_Work to do_: Below are some records; repeat them all exactly, minus the pictures.

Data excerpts
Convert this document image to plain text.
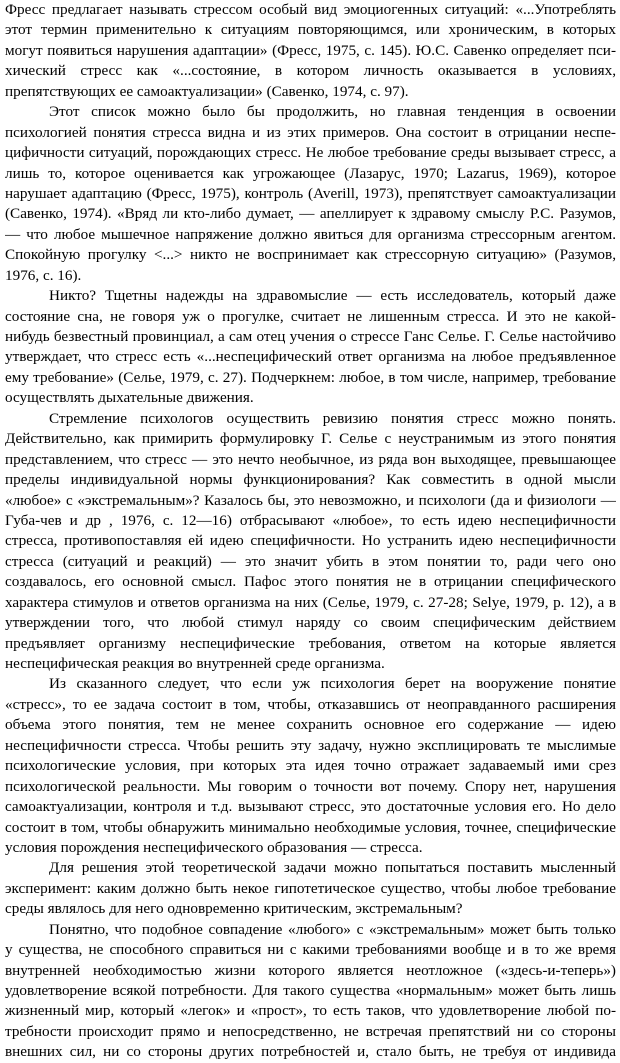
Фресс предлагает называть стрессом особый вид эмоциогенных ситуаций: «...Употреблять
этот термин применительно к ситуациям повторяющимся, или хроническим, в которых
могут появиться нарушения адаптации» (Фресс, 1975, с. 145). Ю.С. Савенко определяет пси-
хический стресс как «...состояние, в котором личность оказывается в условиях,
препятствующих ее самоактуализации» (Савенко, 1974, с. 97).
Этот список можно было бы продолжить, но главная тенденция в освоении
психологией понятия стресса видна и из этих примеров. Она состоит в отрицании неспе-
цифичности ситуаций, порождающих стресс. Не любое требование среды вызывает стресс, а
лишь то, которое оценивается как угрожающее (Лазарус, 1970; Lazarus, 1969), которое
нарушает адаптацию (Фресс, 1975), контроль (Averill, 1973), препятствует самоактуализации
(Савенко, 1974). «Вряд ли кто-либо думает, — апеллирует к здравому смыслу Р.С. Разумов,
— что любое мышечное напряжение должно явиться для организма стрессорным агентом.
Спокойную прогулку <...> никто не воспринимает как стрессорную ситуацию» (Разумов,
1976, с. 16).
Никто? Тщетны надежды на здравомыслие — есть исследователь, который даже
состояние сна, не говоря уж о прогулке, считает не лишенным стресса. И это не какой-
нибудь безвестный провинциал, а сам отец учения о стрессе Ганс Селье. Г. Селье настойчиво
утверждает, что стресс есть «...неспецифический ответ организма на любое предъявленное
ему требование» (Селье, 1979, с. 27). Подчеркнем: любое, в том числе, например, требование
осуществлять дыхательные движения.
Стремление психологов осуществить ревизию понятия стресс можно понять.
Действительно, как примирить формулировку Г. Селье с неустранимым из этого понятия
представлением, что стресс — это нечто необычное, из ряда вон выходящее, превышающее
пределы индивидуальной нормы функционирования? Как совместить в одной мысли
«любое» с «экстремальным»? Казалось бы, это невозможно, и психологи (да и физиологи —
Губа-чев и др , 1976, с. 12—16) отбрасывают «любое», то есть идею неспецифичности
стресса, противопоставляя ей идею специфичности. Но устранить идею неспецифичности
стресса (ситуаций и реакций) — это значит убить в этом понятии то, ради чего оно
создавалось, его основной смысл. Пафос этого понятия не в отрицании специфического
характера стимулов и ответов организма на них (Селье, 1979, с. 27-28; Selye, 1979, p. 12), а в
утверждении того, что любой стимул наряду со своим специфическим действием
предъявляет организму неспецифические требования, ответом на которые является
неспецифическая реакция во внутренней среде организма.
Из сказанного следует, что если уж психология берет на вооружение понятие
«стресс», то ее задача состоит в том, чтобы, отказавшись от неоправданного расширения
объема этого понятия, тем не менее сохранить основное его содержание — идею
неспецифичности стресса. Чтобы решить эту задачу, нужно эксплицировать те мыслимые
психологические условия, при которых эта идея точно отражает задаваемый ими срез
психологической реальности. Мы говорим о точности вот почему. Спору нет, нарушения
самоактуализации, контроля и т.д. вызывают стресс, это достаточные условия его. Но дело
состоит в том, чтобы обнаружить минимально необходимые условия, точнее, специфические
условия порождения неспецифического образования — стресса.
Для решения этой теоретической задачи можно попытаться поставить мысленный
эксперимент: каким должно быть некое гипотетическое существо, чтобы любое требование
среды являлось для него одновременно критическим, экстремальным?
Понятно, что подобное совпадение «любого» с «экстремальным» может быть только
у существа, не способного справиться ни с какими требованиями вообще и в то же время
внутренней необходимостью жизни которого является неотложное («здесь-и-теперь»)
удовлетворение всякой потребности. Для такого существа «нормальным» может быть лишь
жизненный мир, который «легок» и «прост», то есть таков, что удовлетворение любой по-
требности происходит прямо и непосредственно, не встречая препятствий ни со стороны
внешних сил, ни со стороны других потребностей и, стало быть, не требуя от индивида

_Task answer_:
Convert this document image to plain text.
Фресс предлагает называть стрессом особый вид эмоциогенных ситуаций: «...Употреблять
этот термин применительно к ситуациям повторяющимся, или хроническим, в которых
могут появиться нарушения адаптации» (Фресс, 1975, с. 145). Ю.С. Савенко определяет пси-
хический стресс как «...состояние, в котором личность оказывается в условиях,
препятствующих ее самоактуализации» (Савенко, 1974, с. 97).
Этот список можно было бы продолжить, но главная тенденция в освоении
психологией понятия стресса видна и из этих примеров. Она состоит в отрицании неспе-
цифичности ситуаций, порождающих стресс. Не любое требование среды вызывает стресс, а
лишь то, которое оценивается как угрожающее (Лазарус, 1970; Lazarus, 1969), которое
нарушает адаптацию (Фресс, 1975), контроль (Averill, 1973), препятствует самоактуализации
(Савенко, 1974). «Вряд ли кто-либо думает, — апеллирует к здравому смыслу Р.С. Разумов,
— что любое мышечное напряжение должно явиться для организма стрессорным агентом.
Спокойную прогулку <...> никто не воспринимает как стрессорную ситуацию» (Разумов,
1976, с. 16).
Никто? Тщетны надежды на здравомыслие — есть исследователь, который даже
состояние сна, не говоря уж о прогулке, считает не лишенным стресса. И это не какой-
нибудь безвестный провинциал, а сам отец учения о стрессе Ганс Селье. Г. Селье настойчиво
утверждает, что стресс есть «...неспецифический ответ организма на любое предъявленное
ему требование» (Селье, 1979, с. 27). Подчеркнем: любое, в том числе, например, требование
осуществлять дыхательные движения.
Стремление психологов осуществить ревизию понятия стресс можно понять.
Действительно, как примирить формулировку Г. Селье с неустранимым из этого понятия
представлением, что стресс — это нечто необычное, из ряда вон выходящее, превышающее
пределы индивидуальной нормы функционирования? Как совместить в одной мысли
«любое» с «экстремальным»? Казалось бы, это невозможно, и психологи (да и физиологи —
Губа-чев и др , 1976, с. 12—16) отбрасывают «любое», то есть идею неспецифичности
стресса, противопоставляя ей идею специфичности. Но устранить идею неспецифичности
стресса (ситуаций и реакций) — это значит убить в этом понятии то, ради чего оно
создавалось, его основной смысл. Пафос этого понятия не в отрицании специфического
характера стимулов и ответов организма на них (Селье, 1979, с. 27-28; Selye, 1979, p. 12), а в
утверждении того, что любой стимул наряду со своим специфическим действием
предъявляет организму неспецифические требования, ответом на которые является
неспецифическая реакция во внутренней среде организма.
Из сказанного следует, что если уж психология берет на вооружение понятие
«стресс», то ее задача состоит в том, чтобы, отказавшись от неоправданного расширения
объема этого понятия, тем не менее сохранить основное его содержание — идею
неспецифичности стресса. Чтобы решить эту задачу, нужно эксплицировать те мыслимые
психологические условия, при которых эта идея точно отражает задаваемый ими срез
психологической реальности. Мы говорим о точности вот почему. Спору нет, нарушения
самоактуализации, контроля и т.д. вызывают стресс, это достаточные условия его. Но дело
состоит в том, чтобы обнаружить минимально необходимые условия, точнее, специфические
условия порождения неспецифического образования — стресса.
Для решения этой теоретической задачи можно попытаться поставить мысленный
эксперимент: каким должно быть некое гипотетическое существо, чтобы любое требование
среды являлось для него одновременно критическим, экстремальным?
Понятно, что подобное совпадение «любого» с «экстремальным» может быть только
у существа, не способного справиться ни с какими требованиями вообще и в то же время
внутренней необходимостью жизни которого является неотложное («здесь-и-теперь»)
удовлетворение всякой потребности. Для такого существа «нормальным» может быть лишь
жизненный мир, который «легок» и «прост», то есть таков, что удовлетворение любой по-
требности происходит прямо и непосредственно, не встречая препятствий ни со стороны
внешних сил, ни со стороны других потребностей и, стало быть, не требуя от индивида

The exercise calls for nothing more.